Layout annotation records:

------------------------------------------------

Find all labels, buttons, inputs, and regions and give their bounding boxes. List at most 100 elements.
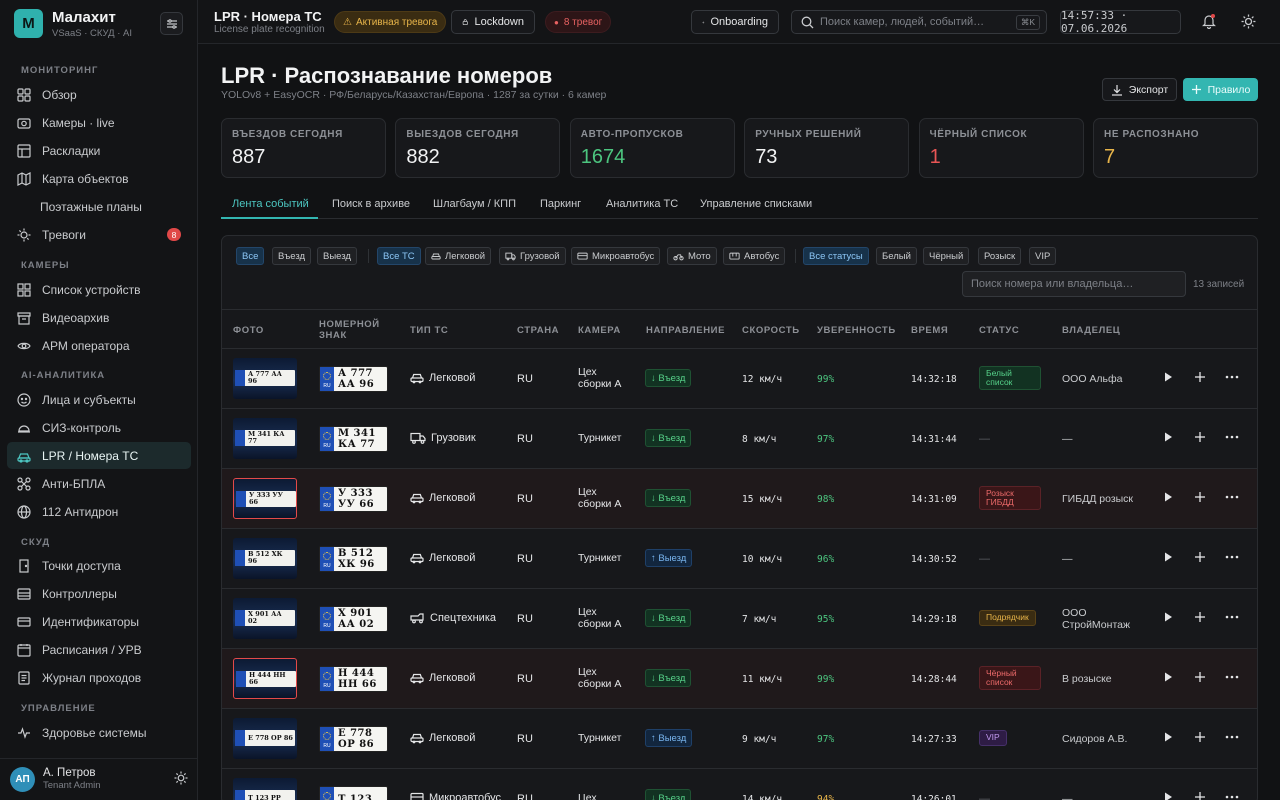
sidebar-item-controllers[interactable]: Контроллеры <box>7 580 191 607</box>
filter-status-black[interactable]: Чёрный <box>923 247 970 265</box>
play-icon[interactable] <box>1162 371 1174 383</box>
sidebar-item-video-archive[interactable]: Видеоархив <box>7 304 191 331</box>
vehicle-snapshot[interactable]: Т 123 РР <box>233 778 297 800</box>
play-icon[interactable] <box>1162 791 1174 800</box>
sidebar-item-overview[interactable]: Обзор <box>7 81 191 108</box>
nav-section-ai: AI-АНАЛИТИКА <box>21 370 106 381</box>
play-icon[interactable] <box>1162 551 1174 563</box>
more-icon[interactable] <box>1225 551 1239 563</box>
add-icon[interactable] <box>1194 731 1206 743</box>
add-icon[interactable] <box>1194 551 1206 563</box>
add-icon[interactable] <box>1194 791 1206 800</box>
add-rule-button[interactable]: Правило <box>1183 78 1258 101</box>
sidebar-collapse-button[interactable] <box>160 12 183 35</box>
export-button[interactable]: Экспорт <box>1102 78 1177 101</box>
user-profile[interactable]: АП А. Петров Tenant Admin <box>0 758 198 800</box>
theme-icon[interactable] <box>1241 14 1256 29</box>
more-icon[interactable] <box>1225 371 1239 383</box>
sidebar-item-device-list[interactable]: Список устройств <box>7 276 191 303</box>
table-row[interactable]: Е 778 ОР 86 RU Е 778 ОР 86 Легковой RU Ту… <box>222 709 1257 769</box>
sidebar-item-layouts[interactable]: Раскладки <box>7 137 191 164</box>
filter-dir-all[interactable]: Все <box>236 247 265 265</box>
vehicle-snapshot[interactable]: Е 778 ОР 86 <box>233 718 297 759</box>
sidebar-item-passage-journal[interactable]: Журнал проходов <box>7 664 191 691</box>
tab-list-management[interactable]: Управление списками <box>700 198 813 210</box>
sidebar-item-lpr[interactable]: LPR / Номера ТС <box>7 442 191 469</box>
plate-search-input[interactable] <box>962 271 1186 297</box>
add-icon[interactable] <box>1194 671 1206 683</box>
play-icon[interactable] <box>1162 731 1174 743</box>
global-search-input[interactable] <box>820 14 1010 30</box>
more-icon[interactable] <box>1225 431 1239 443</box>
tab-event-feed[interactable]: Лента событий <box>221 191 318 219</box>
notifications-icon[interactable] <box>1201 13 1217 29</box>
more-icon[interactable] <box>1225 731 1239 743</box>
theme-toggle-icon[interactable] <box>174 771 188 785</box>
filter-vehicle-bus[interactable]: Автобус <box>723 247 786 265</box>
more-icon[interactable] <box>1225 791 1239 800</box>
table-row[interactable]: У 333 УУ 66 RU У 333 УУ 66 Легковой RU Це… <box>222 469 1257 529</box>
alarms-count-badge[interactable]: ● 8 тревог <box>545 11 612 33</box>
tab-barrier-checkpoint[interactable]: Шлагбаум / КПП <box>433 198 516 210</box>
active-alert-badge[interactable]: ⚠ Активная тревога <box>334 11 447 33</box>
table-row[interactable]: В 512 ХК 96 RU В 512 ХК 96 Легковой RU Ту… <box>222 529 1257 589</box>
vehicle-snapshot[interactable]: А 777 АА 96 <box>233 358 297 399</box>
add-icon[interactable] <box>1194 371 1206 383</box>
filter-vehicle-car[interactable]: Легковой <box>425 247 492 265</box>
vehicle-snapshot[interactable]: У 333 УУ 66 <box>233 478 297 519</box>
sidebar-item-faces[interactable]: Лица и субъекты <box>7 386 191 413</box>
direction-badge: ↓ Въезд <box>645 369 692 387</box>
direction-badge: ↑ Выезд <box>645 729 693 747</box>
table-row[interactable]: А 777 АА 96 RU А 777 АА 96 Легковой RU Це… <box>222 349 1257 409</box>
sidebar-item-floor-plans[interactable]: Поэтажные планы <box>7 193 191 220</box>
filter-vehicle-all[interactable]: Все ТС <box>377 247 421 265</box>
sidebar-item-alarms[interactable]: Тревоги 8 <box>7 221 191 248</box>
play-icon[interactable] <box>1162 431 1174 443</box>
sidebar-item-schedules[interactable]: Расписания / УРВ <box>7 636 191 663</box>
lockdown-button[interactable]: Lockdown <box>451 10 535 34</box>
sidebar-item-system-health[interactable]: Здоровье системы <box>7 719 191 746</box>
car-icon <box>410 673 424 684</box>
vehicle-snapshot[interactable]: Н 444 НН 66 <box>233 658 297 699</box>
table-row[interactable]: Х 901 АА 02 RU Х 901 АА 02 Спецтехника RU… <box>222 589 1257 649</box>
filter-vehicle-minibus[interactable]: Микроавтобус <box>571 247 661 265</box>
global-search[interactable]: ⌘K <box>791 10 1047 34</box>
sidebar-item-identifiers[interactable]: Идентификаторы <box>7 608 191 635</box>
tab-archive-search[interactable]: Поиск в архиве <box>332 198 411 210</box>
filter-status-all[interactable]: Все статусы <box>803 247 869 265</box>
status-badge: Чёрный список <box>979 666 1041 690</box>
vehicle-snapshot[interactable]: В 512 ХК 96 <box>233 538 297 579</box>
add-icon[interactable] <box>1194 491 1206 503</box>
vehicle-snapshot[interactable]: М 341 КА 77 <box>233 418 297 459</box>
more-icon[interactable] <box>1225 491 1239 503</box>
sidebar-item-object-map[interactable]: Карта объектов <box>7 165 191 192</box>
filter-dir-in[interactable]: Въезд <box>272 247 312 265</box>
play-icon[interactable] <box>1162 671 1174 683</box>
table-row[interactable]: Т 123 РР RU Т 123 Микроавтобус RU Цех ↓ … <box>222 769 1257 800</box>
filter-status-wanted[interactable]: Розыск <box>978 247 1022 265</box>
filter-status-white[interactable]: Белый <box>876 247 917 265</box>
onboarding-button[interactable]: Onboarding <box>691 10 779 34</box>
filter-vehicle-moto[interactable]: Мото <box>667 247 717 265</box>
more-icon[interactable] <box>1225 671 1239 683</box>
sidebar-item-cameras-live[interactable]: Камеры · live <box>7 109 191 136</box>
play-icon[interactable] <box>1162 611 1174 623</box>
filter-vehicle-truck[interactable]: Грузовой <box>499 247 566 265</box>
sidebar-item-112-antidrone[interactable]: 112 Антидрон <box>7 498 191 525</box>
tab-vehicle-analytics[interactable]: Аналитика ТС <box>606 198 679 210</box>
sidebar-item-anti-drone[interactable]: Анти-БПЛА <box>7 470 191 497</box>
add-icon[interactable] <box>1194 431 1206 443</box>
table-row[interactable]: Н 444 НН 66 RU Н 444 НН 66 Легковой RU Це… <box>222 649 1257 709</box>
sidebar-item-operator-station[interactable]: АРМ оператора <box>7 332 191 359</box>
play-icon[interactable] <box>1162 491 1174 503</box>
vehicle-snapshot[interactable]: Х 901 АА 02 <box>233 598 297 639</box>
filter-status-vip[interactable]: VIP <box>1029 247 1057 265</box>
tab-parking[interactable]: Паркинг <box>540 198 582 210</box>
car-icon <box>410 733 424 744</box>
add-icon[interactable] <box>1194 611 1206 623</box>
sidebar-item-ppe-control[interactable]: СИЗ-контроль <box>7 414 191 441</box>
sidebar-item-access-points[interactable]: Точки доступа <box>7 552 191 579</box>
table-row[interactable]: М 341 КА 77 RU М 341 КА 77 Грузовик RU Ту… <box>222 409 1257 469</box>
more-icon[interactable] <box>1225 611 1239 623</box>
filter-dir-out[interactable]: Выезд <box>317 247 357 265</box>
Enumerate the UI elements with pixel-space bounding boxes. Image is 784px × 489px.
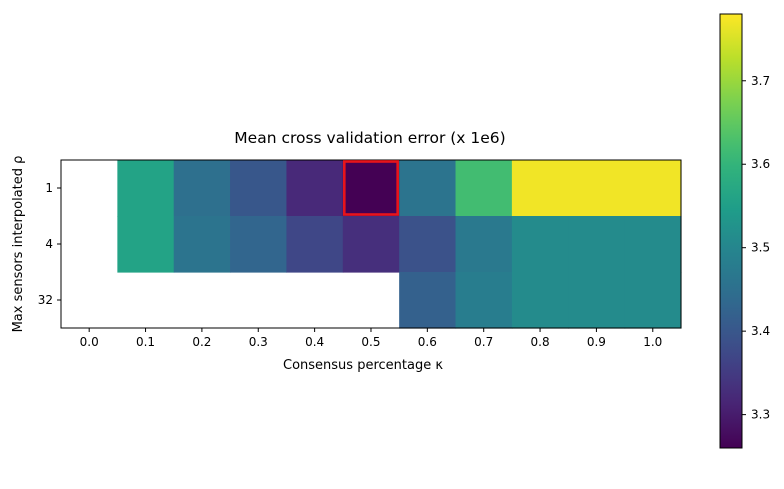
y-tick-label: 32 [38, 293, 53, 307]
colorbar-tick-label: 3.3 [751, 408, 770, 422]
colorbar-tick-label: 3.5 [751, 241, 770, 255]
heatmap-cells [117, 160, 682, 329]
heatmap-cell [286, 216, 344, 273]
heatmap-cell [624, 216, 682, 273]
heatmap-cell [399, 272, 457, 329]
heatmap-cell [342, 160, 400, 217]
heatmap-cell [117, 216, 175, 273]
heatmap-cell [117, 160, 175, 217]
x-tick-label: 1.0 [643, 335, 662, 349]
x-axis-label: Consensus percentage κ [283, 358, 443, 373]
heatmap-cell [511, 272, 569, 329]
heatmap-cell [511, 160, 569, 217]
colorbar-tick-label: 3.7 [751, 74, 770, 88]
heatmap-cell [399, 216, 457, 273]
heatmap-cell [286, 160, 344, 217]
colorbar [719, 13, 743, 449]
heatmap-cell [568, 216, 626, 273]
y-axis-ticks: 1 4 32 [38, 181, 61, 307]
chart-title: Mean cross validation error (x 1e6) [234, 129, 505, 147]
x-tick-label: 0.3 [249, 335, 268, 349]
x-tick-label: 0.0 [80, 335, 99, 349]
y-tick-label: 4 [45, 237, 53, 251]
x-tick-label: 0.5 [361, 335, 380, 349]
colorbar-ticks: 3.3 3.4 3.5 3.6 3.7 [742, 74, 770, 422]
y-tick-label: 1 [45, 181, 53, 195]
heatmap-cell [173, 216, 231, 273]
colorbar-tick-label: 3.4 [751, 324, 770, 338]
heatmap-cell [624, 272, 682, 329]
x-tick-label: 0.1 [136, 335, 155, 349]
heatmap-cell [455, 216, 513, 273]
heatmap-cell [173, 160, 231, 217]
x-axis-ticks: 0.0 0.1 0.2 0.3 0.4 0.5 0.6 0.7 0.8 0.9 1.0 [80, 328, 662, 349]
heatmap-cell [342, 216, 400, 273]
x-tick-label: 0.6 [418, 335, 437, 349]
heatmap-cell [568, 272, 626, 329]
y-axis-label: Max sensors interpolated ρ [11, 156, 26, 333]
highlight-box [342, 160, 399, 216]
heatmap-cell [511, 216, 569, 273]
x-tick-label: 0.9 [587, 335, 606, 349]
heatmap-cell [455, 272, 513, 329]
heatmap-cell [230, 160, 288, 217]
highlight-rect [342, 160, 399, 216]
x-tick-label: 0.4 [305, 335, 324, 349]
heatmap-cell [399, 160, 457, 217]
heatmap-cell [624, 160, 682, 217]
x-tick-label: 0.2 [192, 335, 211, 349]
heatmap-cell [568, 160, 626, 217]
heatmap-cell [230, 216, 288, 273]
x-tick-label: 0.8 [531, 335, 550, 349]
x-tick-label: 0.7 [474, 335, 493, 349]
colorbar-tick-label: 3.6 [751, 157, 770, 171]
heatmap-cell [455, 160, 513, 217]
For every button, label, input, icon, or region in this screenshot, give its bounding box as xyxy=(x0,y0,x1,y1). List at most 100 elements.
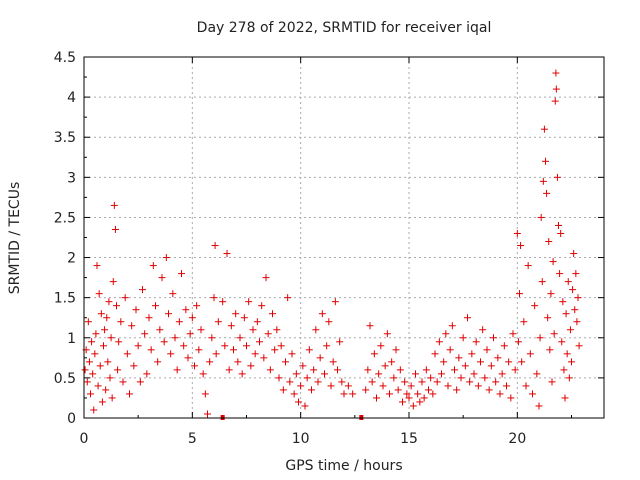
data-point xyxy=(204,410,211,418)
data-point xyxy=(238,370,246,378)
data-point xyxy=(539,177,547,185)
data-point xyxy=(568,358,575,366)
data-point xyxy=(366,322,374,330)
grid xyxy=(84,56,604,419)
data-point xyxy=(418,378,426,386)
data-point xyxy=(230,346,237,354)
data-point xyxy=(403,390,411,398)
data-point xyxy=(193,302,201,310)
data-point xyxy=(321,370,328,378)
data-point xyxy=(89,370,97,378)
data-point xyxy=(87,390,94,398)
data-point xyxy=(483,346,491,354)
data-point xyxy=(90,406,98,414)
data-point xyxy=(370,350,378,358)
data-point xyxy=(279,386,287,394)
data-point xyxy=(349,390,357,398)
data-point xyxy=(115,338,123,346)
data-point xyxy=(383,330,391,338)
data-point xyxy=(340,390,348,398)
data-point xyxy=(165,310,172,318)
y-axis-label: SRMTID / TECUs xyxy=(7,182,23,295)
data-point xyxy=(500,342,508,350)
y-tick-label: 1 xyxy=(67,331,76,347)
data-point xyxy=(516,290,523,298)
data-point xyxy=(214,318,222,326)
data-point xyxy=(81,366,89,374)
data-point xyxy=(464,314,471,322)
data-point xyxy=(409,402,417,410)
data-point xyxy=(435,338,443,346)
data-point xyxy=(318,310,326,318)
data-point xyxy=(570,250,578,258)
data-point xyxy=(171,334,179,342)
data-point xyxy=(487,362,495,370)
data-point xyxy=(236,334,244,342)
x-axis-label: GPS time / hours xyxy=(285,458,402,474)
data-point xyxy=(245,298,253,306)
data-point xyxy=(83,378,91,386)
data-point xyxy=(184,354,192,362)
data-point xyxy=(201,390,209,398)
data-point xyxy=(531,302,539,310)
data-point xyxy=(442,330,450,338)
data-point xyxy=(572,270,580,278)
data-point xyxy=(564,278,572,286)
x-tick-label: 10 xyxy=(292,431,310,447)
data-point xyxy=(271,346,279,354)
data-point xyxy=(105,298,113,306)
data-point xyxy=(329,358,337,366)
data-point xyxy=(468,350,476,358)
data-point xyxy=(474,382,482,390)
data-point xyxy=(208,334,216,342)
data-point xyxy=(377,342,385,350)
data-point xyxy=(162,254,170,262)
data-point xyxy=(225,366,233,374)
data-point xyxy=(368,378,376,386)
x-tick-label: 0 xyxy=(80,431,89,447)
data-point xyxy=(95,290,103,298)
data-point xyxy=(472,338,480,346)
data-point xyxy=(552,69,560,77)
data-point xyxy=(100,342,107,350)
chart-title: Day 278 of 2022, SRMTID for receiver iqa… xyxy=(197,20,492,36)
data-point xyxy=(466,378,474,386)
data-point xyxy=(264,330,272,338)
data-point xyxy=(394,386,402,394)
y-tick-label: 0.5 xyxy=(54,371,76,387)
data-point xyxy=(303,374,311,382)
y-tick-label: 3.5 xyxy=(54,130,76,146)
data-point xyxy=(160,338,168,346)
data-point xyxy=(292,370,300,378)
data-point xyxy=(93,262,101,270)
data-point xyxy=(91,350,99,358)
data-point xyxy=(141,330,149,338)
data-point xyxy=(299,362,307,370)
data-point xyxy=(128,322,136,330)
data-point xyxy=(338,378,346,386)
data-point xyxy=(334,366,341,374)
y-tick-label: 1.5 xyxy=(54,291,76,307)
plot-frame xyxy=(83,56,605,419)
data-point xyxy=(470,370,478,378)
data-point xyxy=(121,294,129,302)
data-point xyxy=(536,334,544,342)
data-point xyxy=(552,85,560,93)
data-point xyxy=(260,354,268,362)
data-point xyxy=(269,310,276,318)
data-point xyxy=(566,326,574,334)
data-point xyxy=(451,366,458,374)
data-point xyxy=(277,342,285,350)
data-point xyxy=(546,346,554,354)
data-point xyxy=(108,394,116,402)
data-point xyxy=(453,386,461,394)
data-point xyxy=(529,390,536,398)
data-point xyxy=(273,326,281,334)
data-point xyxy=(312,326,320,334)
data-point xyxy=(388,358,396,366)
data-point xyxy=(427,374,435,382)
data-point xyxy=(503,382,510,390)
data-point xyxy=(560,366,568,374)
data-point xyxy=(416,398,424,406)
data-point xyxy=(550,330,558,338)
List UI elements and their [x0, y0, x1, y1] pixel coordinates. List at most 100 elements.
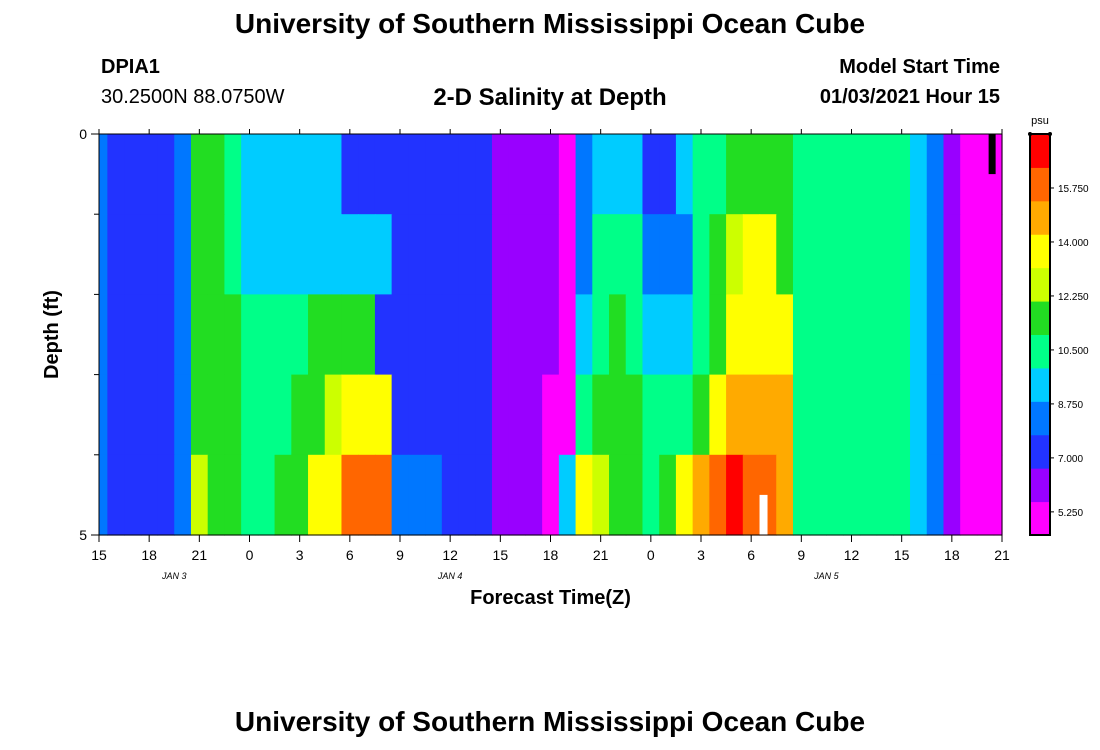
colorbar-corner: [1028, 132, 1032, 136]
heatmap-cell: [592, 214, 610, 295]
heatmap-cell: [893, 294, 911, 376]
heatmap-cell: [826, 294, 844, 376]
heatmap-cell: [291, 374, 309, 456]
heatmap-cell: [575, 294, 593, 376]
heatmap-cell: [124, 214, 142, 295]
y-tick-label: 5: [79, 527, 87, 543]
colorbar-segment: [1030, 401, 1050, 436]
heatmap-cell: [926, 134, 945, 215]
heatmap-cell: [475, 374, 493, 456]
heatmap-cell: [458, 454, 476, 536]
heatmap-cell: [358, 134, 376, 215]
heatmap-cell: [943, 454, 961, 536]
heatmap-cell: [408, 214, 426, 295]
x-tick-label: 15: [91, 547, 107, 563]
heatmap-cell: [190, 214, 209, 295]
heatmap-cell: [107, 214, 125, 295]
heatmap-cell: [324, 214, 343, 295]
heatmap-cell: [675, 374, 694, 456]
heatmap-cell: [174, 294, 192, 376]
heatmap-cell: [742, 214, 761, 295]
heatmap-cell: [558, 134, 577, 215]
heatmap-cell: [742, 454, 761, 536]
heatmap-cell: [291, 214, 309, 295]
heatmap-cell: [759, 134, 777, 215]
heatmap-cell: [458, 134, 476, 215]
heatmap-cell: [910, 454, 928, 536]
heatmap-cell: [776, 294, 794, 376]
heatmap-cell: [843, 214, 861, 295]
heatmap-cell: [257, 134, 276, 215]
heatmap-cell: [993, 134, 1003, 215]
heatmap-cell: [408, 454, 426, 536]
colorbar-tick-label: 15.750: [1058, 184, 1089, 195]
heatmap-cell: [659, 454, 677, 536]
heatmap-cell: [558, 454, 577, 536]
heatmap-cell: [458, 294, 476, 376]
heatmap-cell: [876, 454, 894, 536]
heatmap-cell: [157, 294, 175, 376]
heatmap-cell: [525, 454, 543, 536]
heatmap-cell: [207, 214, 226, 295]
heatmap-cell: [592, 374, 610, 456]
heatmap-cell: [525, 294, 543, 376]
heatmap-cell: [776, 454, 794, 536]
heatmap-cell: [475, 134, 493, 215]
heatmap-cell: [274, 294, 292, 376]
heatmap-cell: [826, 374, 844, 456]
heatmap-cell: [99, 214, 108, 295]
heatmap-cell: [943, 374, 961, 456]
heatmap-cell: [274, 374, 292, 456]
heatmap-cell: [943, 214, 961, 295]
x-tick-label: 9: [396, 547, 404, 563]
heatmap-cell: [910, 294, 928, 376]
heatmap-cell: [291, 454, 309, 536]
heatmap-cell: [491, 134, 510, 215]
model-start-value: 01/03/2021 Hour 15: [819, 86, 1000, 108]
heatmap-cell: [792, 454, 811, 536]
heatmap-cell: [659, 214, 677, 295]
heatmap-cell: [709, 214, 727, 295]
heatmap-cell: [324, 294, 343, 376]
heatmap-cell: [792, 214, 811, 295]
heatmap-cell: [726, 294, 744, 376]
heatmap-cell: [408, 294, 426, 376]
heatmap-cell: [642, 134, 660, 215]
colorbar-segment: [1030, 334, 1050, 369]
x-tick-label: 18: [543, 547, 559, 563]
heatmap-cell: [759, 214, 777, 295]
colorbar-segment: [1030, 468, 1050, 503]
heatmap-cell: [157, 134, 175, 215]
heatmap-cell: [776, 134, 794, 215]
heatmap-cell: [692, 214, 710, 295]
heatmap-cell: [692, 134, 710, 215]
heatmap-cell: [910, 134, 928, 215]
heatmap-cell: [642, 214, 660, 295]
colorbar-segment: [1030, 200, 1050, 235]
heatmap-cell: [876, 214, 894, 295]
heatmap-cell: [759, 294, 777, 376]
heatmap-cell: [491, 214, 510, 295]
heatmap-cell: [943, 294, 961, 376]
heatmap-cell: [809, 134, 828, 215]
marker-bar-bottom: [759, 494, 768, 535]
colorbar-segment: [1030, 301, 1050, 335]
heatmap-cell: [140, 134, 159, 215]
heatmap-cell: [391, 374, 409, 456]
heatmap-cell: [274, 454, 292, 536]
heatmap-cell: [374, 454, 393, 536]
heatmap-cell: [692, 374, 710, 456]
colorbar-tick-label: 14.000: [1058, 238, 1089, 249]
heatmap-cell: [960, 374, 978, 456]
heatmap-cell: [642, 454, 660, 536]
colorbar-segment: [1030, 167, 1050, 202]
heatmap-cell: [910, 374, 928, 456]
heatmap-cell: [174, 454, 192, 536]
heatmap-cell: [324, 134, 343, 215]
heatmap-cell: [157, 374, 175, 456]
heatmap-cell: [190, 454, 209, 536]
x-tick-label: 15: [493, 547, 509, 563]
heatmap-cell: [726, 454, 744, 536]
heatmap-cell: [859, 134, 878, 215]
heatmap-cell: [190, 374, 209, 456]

------------------------------------------------

Set exercise
Retype verbatim every line of the items, beginning with the line that contains "y-tick-label: 32 [38, 293, 53, 307]" and continuing through the line that contains "chart-title: Mean cross", both of those lines included.

Output
y-tick-label: 32 [38, 293, 53, 307]
colorbar-tick-label: 3.3 [751, 408, 770, 422]
colorbar-tick-label: 3.5 [751, 241, 770, 255]
heatmap-cells [117, 160, 682, 329]
heatmap-cell [286, 216, 344, 273]
heatmap-cell [624, 216, 682, 273]
heatmap-cell [399, 272, 457, 329]
heatmap-cell [342, 160, 400, 217]
heatmap-cell [117, 216, 175, 273]
heatmap-cell [117, 160, 175, 217]
x-tick-label: 1.0 [643, 335, 662, 349]
x-axis-label: Consensus percentage κ [283, 358, 443, 373]
heatmap-cell [511, 272, 569, 329]
heatmap-cell [511, 160, 569, 217]
colorbar-tick-label: 3.7 [751, 74, 770, 88]
heatmap-cell [399, 216, 457, 273]
heatmap-cell [286, 160, 344, 217]
colorbar [719, 13, 743, 449]
heatmap-cell [568, 216, 626, 273]
y-axis-ticks: 1 4 32 [38, 181, 61, 307]
chart-title: Mean cross validation error (x 1e6) [234, 129, 505, 147]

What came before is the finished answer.